Read the lines that follow and pick out every one containing the word "وسیله".

MATERIAL FOR THE TASK:

◆ ◆ ◆

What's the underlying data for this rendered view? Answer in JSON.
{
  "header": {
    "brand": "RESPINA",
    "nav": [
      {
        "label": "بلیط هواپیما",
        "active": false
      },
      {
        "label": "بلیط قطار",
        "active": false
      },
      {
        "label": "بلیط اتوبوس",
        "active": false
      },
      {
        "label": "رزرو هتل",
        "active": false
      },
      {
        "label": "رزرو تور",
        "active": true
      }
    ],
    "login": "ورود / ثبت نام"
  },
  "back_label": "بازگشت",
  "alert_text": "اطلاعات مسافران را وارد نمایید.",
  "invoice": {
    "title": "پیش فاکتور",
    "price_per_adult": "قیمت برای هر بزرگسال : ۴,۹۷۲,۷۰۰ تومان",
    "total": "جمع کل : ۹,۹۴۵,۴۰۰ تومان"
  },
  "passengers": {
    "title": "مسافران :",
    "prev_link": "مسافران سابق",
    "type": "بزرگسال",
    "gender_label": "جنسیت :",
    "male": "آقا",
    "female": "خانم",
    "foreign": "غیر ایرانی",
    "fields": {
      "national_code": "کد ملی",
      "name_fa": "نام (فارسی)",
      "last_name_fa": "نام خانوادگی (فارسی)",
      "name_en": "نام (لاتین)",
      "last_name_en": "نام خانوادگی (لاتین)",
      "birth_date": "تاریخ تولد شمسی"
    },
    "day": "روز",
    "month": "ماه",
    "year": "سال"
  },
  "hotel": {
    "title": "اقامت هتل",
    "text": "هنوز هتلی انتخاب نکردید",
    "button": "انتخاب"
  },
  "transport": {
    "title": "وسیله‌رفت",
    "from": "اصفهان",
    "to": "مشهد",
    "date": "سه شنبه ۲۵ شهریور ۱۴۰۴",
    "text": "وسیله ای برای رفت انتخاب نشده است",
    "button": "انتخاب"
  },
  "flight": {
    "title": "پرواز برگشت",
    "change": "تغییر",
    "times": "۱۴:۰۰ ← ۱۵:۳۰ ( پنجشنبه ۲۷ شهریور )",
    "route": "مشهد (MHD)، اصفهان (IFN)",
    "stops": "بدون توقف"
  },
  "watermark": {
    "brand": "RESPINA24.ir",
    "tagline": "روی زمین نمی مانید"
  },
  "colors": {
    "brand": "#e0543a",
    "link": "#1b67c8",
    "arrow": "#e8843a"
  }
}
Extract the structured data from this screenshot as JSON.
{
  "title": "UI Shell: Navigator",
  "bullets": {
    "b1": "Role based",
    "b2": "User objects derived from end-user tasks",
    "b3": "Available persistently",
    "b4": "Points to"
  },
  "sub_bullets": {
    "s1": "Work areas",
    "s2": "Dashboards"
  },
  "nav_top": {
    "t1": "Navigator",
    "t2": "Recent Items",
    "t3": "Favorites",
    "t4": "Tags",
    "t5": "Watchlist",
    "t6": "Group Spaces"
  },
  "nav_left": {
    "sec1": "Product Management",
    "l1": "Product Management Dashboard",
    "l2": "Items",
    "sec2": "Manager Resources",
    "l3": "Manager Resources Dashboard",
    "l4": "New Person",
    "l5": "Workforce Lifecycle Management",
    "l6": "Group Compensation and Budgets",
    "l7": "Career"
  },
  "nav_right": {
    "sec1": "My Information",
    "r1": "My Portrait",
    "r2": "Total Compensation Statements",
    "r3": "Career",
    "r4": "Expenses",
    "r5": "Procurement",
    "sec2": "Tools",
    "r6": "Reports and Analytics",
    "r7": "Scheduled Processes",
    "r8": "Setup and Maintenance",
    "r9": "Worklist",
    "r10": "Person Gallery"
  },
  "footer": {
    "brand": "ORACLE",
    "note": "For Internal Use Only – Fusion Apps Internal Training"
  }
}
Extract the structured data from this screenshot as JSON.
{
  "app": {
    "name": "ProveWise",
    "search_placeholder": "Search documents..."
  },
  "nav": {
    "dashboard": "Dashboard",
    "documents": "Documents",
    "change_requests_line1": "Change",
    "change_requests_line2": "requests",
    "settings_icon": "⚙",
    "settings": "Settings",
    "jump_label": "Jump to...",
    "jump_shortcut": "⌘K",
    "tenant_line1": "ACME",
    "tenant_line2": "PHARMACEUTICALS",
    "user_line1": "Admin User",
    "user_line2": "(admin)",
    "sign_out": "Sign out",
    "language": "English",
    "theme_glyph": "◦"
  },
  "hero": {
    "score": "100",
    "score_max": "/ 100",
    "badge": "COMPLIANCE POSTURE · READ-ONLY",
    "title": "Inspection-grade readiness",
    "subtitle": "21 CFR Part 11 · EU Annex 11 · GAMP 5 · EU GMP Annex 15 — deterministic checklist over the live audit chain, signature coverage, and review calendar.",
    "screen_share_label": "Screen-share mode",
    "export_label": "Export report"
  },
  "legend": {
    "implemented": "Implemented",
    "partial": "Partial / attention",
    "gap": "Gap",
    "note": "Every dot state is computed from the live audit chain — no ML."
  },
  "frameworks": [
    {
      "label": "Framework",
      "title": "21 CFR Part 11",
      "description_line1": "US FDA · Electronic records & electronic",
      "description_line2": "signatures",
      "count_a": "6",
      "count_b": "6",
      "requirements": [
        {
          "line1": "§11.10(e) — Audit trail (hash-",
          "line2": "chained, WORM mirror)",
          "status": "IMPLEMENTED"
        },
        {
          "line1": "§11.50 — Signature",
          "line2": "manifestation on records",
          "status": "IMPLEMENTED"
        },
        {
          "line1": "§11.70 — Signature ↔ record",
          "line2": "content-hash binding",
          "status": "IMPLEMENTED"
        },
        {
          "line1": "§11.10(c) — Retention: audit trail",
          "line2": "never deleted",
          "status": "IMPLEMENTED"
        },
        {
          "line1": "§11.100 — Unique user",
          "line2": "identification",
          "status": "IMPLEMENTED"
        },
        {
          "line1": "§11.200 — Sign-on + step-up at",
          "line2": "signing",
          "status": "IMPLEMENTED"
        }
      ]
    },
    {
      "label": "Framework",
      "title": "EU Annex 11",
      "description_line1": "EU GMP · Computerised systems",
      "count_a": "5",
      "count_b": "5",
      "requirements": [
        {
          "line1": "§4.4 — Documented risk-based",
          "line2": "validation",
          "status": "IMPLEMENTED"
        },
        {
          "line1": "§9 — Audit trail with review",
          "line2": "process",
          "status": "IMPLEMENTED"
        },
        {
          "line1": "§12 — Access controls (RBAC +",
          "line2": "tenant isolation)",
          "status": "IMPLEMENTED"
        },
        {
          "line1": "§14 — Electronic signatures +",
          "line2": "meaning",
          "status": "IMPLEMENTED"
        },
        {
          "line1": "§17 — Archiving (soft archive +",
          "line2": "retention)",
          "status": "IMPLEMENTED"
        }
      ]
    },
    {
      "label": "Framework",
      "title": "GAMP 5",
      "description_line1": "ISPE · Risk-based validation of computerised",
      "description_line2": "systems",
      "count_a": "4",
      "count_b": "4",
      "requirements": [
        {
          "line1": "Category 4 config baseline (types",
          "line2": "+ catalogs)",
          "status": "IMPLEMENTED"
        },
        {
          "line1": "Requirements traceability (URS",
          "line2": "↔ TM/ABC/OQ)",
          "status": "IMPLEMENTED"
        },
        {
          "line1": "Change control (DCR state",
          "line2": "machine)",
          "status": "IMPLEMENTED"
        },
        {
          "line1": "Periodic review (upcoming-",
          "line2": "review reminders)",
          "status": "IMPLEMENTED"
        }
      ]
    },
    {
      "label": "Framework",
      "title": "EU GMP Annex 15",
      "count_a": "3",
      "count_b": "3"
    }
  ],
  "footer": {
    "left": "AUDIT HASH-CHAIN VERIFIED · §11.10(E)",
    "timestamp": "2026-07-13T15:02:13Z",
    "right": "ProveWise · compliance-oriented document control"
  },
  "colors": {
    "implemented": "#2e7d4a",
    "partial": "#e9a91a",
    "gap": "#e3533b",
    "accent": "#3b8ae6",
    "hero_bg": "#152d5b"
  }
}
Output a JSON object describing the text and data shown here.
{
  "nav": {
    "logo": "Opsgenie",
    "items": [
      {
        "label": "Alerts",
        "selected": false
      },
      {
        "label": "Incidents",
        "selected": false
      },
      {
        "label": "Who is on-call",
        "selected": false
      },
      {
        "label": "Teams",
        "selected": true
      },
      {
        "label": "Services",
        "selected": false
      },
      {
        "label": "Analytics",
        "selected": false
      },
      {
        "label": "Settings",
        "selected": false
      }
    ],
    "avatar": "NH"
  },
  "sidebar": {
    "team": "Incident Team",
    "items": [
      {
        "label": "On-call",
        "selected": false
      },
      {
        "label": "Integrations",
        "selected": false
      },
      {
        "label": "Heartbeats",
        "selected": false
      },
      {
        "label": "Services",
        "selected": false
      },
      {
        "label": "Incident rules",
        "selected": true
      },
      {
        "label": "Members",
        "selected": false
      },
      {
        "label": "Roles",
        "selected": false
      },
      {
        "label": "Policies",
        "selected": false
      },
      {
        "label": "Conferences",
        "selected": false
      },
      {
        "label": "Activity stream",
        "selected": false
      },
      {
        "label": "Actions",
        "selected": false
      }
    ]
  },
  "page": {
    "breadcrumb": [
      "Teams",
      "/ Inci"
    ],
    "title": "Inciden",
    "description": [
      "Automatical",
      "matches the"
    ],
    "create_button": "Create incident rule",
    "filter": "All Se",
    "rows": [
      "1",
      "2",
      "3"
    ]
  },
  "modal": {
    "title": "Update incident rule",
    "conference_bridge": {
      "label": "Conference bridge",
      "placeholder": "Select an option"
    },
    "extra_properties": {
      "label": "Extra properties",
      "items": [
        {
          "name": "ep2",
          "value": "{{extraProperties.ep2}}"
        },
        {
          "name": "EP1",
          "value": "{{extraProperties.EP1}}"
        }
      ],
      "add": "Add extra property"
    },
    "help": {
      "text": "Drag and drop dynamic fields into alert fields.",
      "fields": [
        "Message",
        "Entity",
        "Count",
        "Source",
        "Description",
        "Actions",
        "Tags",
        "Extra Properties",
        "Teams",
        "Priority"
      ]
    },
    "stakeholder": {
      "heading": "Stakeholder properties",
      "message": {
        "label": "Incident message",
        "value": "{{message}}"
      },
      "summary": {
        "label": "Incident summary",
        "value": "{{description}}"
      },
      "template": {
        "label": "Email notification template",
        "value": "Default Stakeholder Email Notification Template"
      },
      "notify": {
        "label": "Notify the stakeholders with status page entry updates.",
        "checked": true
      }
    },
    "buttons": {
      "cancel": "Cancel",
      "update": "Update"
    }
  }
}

◆ ◆ ◆

EXPECTED ANSWER:
    "title": "وسیله‌رفت",
    "text": "وسیله ای برای رفت انتخاب نشده است",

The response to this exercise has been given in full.